→ Your goal
Single out each line with the word "прохід" and copy it.
▽
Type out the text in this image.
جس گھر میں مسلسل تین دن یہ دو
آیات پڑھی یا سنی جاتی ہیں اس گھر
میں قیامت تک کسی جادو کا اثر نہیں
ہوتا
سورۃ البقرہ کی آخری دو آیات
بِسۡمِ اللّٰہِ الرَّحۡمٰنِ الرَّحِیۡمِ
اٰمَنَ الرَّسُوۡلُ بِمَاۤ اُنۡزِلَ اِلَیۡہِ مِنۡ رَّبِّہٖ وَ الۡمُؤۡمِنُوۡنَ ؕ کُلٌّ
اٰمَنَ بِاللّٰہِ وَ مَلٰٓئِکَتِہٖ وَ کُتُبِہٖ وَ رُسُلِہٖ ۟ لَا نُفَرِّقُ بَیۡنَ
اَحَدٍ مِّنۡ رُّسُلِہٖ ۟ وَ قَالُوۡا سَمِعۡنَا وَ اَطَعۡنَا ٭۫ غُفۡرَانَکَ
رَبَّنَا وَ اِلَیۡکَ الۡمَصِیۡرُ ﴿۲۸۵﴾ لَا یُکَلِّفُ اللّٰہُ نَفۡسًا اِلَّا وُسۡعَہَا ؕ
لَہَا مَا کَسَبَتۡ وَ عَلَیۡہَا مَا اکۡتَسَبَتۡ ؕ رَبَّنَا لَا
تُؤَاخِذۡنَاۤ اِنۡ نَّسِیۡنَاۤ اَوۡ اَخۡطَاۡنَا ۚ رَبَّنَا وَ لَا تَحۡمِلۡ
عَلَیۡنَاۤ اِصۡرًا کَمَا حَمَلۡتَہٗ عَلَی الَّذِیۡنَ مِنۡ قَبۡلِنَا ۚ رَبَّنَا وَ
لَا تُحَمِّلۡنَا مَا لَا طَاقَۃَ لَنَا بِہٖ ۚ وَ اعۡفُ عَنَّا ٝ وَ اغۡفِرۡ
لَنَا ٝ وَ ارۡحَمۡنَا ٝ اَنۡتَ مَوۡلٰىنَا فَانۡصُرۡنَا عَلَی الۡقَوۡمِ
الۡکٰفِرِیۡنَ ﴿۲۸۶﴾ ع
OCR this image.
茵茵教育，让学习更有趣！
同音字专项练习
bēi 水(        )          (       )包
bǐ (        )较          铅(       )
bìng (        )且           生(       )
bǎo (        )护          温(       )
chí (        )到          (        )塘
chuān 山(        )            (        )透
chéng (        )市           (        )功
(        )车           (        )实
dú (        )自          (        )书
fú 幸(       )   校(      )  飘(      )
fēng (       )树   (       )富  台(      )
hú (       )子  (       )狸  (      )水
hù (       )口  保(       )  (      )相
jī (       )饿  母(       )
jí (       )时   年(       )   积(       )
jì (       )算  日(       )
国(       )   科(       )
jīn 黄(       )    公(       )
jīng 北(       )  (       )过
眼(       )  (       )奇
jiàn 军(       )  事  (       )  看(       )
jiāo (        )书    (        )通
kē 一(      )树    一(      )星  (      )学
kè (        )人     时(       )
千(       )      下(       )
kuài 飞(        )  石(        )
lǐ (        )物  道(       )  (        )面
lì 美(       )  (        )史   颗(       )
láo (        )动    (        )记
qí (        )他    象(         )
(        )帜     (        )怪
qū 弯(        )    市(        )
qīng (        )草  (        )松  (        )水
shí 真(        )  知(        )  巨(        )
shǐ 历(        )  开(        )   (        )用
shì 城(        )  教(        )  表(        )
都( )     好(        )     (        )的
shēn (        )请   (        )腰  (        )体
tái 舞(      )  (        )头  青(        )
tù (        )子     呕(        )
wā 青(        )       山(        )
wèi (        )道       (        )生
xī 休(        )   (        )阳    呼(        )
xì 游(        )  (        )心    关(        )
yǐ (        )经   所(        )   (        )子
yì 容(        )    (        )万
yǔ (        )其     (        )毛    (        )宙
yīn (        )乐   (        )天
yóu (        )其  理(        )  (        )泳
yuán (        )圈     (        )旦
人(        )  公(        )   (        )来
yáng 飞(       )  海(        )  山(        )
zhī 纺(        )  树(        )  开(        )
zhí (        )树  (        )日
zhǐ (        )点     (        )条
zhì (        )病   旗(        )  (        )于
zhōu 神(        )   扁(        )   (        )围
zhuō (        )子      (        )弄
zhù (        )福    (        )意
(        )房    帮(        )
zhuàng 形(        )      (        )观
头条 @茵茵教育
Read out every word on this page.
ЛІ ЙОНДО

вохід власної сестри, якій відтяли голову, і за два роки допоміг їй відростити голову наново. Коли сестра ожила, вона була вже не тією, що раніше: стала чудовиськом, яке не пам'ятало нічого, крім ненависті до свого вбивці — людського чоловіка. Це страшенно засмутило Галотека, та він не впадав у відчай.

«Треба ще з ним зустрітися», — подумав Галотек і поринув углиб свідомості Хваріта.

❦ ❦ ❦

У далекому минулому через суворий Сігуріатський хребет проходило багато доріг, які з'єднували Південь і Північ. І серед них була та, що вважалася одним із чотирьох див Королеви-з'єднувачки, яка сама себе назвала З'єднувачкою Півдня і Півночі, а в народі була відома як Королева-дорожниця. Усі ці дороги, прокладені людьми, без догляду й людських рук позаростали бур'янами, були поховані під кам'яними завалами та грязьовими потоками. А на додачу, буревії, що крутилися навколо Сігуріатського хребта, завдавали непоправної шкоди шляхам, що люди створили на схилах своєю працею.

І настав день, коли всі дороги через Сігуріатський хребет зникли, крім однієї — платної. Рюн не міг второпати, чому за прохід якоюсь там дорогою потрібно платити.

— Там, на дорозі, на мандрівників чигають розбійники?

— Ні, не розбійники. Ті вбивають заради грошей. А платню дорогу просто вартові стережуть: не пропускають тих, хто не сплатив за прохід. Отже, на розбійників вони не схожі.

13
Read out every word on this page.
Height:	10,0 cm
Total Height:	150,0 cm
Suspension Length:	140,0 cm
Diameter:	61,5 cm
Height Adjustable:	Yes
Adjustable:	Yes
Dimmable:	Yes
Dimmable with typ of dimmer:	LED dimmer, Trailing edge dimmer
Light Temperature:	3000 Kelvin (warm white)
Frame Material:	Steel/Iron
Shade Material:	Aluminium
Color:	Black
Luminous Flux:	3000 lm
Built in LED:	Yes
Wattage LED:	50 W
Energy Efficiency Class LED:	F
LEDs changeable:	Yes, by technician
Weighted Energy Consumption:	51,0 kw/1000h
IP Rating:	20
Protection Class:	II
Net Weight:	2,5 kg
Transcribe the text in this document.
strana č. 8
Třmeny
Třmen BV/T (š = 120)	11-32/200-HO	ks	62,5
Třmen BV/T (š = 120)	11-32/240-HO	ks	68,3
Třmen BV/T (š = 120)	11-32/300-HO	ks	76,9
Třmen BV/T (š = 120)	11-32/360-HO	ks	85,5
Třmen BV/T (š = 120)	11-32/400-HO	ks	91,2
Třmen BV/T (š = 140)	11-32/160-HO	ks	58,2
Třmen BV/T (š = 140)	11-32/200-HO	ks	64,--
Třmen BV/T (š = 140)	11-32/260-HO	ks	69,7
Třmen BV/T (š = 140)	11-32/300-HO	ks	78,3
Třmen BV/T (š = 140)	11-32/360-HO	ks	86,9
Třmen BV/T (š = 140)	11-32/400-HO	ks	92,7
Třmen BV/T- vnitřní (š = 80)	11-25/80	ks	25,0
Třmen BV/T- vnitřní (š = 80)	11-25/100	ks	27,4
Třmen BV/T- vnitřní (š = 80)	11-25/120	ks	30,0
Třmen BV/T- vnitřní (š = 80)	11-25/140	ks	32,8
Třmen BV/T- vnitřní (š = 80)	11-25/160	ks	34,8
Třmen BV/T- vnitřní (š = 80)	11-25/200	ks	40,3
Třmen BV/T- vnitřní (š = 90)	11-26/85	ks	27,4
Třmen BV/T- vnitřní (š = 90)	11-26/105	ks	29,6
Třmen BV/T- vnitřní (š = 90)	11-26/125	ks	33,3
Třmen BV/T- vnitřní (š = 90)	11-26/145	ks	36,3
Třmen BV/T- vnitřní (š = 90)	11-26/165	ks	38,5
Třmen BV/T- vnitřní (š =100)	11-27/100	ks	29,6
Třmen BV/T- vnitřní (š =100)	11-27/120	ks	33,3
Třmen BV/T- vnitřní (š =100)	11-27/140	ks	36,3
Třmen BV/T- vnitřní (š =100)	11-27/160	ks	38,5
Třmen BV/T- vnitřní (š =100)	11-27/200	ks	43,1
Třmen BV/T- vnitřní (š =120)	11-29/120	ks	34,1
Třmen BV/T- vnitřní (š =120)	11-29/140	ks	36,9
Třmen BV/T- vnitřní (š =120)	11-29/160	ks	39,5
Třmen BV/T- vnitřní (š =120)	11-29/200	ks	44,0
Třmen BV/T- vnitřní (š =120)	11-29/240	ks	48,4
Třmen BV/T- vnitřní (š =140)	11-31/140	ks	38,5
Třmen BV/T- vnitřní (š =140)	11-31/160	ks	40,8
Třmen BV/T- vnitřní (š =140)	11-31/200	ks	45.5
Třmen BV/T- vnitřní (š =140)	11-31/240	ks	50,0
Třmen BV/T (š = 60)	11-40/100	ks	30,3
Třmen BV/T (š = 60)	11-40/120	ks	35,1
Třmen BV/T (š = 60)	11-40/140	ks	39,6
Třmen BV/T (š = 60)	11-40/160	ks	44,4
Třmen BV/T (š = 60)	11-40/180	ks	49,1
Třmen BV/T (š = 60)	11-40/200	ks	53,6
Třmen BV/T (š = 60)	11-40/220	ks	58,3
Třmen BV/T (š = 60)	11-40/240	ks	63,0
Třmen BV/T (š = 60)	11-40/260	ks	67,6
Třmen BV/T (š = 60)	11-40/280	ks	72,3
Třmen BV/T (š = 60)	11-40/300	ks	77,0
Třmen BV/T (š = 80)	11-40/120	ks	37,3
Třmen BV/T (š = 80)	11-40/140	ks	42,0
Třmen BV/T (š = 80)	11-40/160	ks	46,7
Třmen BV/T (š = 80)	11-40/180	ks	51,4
△
→ In response
І настав день, коли всі дороги через Сігуріатський хребет зникли, крім однієї — платної. Рюн не міг второпати, чому за прохід якоюсь там дорогою потрібно платити.
— Ні, не розбійники. Ті вбивають заради грошей. А платню дорогу просто вартові стережуть: не пропускають тих, хто не сплатив за прохід. Отже, на розбійників вони не схожі.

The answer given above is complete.